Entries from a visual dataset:
=-=-=-=-=

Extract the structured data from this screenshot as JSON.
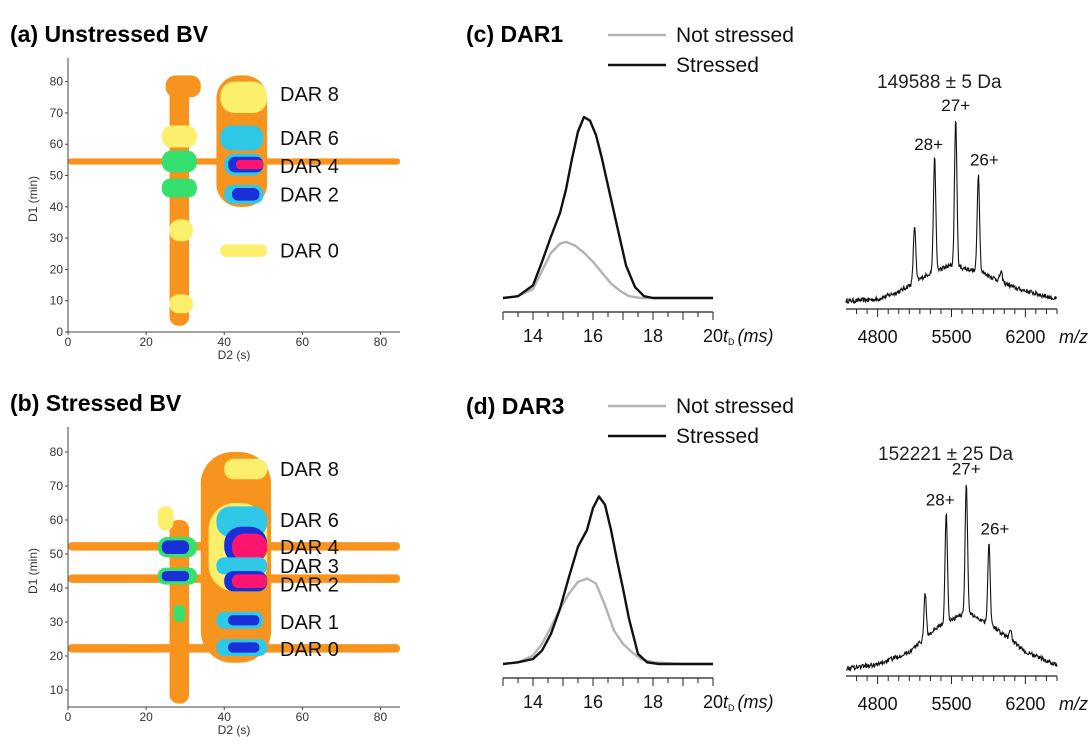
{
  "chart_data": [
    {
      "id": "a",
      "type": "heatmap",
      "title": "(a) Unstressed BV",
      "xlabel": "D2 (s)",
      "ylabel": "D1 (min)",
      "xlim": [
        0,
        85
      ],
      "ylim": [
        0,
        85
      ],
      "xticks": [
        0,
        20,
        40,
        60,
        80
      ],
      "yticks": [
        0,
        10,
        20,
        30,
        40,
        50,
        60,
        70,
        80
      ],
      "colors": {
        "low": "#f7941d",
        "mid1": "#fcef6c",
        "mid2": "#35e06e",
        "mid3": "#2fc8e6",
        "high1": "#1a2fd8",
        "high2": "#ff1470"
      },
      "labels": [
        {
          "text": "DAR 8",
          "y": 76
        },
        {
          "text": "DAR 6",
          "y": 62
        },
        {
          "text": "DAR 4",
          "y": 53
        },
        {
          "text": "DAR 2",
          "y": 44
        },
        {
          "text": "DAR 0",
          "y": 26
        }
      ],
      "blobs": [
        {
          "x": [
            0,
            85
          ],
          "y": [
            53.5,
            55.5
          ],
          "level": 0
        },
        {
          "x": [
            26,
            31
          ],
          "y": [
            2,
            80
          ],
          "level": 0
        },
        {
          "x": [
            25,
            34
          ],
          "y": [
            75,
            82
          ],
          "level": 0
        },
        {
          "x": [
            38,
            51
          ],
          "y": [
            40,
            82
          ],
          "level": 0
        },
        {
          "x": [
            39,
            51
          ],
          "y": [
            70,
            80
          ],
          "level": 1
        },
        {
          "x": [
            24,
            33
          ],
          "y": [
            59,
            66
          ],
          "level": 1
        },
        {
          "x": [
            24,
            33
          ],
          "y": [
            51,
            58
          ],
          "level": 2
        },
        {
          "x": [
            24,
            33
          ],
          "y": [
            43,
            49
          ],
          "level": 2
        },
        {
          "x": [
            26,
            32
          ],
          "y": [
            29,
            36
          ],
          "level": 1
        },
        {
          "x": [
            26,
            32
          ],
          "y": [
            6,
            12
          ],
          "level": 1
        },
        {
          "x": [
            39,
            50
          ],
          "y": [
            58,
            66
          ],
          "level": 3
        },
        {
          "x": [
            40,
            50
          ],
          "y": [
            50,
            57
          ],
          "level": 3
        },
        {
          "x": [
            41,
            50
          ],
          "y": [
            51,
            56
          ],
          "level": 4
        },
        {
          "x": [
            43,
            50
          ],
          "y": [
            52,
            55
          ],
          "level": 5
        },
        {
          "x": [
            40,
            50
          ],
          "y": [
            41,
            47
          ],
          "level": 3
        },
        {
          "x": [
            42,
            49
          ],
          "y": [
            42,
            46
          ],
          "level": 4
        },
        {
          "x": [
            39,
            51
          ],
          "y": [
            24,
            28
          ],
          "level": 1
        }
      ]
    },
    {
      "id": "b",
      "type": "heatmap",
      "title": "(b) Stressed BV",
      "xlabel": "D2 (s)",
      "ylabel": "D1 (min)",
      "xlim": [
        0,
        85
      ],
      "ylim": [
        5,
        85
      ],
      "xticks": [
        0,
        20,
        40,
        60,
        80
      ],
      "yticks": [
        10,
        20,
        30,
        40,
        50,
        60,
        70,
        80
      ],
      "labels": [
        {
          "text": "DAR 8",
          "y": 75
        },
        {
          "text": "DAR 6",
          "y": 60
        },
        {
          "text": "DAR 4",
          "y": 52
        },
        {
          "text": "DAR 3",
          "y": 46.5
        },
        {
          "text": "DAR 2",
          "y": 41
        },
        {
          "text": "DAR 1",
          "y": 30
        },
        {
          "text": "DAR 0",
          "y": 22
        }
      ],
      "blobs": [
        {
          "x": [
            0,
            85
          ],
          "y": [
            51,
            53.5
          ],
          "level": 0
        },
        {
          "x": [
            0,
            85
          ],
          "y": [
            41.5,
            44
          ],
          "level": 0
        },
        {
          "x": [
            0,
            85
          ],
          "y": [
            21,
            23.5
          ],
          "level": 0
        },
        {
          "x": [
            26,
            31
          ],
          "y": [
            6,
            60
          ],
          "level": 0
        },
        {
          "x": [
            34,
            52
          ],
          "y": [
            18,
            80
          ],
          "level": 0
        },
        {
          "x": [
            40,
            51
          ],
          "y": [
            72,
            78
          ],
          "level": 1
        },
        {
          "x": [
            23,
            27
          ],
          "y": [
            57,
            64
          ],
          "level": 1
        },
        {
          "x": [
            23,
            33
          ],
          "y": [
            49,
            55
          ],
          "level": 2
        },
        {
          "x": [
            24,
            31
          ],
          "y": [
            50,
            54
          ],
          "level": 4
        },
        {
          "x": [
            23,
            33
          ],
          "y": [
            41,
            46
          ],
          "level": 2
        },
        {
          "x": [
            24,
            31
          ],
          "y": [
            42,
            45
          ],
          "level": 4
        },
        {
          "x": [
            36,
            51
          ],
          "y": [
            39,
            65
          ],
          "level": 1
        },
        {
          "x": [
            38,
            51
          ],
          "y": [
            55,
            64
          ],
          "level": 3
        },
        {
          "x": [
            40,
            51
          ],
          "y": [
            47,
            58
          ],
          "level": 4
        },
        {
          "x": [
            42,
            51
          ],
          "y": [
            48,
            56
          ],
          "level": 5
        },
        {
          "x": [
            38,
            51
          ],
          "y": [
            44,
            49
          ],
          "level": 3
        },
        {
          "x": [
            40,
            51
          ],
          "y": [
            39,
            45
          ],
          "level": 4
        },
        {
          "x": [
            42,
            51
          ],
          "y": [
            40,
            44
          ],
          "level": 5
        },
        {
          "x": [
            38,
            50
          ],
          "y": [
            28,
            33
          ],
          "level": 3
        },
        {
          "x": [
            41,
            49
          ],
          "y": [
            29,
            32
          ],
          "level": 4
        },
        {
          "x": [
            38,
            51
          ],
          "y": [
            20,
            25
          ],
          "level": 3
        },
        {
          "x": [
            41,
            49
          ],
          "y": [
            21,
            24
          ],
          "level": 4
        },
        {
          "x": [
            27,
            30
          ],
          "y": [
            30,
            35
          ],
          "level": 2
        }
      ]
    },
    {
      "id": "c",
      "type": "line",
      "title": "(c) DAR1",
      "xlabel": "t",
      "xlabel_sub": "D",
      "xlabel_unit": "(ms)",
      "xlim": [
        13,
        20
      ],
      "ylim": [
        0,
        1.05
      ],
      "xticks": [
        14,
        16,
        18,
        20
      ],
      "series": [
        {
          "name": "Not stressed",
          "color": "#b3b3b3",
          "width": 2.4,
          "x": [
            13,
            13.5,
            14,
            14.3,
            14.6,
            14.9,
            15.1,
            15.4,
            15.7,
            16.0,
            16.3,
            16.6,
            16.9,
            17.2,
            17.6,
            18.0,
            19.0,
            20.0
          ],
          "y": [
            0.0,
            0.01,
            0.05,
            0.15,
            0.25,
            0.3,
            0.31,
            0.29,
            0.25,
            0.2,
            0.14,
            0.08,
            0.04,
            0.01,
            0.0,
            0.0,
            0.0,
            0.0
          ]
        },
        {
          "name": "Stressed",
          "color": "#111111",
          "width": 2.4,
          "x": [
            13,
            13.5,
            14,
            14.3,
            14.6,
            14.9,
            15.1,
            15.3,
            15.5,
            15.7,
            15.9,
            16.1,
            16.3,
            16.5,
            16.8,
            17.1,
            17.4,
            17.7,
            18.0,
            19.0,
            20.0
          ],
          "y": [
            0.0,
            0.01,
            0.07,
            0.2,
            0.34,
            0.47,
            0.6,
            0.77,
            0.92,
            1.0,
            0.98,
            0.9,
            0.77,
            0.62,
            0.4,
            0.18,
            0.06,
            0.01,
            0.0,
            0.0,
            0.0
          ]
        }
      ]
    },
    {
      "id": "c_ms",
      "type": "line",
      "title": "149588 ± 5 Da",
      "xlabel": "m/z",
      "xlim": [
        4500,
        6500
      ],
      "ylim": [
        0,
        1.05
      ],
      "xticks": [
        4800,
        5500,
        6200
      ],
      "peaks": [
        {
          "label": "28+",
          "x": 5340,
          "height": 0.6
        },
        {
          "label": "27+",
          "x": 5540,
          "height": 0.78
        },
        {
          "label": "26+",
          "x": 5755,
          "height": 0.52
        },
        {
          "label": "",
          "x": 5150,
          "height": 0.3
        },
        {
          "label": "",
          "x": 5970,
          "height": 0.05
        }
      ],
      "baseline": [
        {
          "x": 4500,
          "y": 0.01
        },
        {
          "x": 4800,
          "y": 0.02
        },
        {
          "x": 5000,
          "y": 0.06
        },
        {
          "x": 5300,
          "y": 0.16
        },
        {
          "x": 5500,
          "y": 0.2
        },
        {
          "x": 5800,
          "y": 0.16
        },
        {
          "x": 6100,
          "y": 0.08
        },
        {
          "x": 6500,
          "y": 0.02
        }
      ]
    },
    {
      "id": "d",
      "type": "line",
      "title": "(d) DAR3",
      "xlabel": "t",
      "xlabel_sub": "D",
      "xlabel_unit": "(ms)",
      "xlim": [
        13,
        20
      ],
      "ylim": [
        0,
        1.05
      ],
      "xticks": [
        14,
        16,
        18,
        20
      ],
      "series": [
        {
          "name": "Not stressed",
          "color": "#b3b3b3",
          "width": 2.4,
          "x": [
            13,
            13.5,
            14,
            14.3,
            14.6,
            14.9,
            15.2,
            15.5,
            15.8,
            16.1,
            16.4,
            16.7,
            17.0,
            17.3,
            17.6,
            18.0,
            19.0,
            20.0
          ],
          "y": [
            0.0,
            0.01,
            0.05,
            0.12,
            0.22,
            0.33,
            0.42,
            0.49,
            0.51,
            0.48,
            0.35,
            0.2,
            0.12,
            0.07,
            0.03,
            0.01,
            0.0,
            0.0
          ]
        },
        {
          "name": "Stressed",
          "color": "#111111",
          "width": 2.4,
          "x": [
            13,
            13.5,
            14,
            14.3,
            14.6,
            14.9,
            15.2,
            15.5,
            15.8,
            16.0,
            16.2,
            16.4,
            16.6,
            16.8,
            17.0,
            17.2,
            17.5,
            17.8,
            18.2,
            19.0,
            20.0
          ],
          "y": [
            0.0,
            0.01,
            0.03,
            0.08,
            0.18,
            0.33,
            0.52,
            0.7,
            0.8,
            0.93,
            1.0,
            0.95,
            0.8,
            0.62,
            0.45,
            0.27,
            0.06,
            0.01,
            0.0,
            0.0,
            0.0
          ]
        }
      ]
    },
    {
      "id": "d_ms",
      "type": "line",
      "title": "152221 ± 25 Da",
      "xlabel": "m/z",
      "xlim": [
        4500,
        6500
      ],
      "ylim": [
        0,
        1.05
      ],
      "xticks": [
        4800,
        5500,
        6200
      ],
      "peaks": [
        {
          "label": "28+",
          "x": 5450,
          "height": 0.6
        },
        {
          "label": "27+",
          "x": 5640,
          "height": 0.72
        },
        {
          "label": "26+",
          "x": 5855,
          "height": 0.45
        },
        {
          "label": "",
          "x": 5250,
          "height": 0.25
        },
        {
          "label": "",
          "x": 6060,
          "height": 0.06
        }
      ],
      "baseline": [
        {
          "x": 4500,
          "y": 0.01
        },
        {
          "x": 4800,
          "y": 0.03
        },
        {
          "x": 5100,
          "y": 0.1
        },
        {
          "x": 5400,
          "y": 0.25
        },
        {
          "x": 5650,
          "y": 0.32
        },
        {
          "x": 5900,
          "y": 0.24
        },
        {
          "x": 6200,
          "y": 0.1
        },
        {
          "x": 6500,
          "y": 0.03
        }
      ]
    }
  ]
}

=-=-=-=-=

The exercise: All lines of the data above that include the word "height" must be shown.

Response to the task:
          "height": 0.6
          "height": 0.78
          "height": 0.52
          "height": 0.3
          "height": 0.05
          "height": 0.6
          "height": 0.72
          "height": 0.45
          "height": 0.25
          "height": 0.06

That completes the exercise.